_Entries:_
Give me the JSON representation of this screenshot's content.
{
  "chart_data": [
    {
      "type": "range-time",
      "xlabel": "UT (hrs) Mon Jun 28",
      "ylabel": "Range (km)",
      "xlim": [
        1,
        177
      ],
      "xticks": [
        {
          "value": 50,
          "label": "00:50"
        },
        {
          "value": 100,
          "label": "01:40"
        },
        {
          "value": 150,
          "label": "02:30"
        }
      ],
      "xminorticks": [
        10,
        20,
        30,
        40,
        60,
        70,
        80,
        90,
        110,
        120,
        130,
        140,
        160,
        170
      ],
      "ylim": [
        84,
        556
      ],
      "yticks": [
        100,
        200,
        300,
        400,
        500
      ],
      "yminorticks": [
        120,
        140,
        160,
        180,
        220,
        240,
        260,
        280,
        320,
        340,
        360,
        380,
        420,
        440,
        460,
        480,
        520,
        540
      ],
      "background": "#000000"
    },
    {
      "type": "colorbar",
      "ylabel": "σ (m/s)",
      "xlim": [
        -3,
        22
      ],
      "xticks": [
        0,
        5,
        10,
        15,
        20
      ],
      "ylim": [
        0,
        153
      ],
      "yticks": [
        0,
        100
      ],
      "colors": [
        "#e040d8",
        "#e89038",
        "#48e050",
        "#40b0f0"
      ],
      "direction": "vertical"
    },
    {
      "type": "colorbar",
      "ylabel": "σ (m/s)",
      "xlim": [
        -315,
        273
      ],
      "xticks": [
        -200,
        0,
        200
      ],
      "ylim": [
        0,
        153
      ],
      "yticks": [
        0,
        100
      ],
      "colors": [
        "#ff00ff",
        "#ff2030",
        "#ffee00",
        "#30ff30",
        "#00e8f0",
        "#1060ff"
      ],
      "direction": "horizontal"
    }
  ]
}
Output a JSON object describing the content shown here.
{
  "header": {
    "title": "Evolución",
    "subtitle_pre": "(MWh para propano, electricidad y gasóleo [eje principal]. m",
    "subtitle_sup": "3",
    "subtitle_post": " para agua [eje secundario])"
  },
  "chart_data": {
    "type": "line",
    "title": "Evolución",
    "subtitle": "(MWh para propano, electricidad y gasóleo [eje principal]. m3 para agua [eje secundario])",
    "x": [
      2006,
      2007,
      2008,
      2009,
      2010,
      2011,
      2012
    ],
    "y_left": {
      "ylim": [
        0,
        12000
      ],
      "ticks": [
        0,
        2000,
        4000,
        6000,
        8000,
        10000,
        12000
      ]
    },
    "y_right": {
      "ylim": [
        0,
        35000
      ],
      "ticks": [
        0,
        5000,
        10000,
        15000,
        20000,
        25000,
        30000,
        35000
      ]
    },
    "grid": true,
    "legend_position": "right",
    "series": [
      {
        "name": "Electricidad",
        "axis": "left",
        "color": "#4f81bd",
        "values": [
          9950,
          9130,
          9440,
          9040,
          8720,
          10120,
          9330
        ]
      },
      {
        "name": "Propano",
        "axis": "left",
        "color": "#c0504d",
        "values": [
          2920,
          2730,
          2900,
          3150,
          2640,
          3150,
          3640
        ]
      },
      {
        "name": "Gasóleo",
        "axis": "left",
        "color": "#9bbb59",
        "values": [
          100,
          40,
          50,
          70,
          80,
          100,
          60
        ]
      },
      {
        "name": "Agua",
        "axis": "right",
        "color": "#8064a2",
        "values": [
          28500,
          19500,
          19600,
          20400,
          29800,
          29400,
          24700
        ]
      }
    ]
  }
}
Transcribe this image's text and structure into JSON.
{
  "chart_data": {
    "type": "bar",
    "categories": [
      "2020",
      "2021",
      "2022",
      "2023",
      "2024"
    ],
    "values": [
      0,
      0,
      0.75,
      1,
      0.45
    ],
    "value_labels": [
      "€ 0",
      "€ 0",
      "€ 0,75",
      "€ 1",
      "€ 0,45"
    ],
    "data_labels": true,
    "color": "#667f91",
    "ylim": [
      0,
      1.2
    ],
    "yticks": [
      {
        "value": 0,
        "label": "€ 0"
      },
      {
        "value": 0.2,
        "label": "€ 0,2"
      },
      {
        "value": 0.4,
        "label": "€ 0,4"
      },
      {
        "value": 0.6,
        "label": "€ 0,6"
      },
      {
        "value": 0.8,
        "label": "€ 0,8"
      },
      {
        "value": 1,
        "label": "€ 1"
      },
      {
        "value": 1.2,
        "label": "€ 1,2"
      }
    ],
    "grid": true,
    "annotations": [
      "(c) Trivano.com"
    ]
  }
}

_To be done:_
Quote every line from the line containing "Transcribe this image's" through the closing line of the listing, including both.

_Task output:_
Transcribe this image's text and structure into JSON.
{
  "chart_data": {
    "type": "bar",
    "categories": [
      "2020",
      "2021",
      "2022",
      "2023",
      "2024"
    ],
    "values": [
      0,
      0,
      0.75,
      1,
      0.45
    ],
    "value_labels": [
      "€ 0",
      "€ 0",
      "€ 0,75",
      "€ 1",
      "€ 0,45"
    ],
    "data_labels": true,
    "color": "#667f91",
    "ylim": [
      0,
      1.2
    ],
    "yticks": [
      {
        "value": 0,
        "label": "€ 0"
      },
      {
        "value": 0.2,
        "label": "€ 0,2"
      },
      {
        "value": 0.4,
        "label": "€ 0,4"
      },
      {
        "value": 0.6,
        "label": "€ 0,6"
      },
      {
        "value": 0.8,
        "label": "€ 0,8"
      },
      {
        "value": 1,
        "label": "€ 1"
      },
      {
        "value": 1.2,
        "label": "€ 1,2"
      }
    ],
    "grid": true,
    "annotations": [
      "(c) Trivano.com"
    ]
  }
}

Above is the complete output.